Objective
Your task is to copy every line of the entries that contains "纬度越高".

Source records
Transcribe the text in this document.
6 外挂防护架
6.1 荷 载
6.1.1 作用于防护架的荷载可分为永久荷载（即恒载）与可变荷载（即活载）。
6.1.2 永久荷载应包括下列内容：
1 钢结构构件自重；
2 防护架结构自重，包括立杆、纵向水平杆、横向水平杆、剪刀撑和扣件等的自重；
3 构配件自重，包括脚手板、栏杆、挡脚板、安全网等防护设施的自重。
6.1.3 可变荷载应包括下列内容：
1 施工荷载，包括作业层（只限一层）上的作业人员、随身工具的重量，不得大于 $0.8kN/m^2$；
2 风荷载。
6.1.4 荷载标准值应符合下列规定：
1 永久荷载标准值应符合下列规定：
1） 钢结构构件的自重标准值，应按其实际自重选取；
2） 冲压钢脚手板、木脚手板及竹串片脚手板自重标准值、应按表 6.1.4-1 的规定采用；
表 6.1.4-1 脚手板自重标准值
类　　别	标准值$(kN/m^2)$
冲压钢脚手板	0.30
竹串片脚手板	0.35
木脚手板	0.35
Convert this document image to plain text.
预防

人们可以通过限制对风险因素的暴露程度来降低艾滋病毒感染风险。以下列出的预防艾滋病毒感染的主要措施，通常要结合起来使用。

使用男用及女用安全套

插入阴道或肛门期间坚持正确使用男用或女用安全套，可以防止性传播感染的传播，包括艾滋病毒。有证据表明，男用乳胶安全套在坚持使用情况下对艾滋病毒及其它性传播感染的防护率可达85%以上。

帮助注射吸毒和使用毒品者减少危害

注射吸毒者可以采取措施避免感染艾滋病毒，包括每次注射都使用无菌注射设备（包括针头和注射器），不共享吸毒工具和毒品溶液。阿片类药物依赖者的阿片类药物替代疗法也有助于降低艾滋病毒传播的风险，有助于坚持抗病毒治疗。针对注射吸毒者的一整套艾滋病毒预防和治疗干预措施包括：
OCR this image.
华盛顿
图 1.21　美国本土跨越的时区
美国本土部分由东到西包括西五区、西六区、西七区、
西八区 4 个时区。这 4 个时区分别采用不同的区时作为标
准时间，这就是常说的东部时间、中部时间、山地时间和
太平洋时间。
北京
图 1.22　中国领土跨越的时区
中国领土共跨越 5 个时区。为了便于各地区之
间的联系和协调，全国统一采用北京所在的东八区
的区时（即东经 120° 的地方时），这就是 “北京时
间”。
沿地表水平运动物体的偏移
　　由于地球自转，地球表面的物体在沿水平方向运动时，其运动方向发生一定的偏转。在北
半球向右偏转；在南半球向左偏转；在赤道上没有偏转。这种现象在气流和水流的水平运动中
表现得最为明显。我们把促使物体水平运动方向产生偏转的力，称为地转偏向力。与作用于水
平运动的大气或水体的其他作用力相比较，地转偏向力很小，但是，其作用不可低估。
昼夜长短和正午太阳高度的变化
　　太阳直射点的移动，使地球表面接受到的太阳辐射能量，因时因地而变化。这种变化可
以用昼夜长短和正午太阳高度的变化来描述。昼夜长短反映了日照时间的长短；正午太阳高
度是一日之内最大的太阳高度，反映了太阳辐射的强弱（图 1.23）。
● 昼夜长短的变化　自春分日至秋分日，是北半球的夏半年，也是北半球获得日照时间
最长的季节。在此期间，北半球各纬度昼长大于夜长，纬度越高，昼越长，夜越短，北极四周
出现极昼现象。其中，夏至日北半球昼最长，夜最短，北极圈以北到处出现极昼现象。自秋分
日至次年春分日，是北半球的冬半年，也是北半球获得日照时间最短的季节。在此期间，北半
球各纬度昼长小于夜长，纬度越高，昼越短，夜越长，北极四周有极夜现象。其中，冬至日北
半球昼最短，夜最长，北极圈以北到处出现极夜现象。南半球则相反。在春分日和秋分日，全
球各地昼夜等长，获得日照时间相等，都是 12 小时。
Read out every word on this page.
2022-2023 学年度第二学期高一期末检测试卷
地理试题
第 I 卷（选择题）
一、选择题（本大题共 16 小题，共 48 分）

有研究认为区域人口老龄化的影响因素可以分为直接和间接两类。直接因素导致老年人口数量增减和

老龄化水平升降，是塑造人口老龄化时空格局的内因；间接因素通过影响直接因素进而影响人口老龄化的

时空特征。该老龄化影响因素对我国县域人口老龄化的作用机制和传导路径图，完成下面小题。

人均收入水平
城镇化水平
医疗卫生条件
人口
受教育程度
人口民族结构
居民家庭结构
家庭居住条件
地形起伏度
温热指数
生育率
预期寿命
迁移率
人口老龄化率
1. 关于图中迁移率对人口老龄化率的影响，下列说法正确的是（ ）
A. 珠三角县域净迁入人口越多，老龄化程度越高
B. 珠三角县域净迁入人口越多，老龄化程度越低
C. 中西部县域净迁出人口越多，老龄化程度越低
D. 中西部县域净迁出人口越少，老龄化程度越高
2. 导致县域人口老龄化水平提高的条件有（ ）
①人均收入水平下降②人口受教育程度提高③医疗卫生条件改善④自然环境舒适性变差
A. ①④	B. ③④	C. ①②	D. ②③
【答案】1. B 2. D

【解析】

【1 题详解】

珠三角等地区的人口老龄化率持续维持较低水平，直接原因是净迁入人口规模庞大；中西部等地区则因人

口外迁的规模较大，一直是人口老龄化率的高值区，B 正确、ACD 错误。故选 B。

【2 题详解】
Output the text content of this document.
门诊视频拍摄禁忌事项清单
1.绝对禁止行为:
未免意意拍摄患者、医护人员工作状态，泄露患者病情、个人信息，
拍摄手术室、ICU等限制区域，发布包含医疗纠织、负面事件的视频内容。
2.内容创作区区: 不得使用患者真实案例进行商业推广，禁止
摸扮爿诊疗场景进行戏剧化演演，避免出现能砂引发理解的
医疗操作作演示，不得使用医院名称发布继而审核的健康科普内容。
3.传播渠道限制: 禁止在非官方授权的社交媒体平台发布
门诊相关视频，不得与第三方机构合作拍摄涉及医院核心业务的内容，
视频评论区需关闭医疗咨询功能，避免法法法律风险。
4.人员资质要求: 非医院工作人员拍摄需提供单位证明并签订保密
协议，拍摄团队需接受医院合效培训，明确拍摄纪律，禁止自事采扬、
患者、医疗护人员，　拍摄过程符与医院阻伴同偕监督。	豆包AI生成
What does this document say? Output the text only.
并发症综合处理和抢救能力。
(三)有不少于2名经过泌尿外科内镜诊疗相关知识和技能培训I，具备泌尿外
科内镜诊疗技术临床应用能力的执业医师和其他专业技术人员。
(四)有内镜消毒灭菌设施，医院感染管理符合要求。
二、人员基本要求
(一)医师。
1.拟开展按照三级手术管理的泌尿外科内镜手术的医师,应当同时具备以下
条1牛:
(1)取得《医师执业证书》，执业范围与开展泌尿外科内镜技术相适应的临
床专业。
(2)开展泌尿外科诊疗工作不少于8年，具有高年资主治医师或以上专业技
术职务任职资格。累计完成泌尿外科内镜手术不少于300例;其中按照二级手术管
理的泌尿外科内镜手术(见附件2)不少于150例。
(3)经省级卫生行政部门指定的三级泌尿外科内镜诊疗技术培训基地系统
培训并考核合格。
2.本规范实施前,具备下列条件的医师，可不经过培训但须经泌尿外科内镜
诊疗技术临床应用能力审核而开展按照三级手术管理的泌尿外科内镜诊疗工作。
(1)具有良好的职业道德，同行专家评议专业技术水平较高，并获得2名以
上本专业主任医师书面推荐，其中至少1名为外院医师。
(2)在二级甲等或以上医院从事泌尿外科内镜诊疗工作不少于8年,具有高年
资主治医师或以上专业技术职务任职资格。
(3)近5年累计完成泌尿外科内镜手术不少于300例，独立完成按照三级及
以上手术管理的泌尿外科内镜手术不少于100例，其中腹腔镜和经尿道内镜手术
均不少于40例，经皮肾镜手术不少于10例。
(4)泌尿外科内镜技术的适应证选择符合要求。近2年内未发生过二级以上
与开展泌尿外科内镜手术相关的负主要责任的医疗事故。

Expected answer
最长的季节。在此期间，北半球各纬度昼长大于夜长，纬度越高，昼越长，夜越短，北极四周
球各纬度昼长小于夜长，纬度越高，昼越短，夜越长，北极四周有极夜现象。其中，冬至日北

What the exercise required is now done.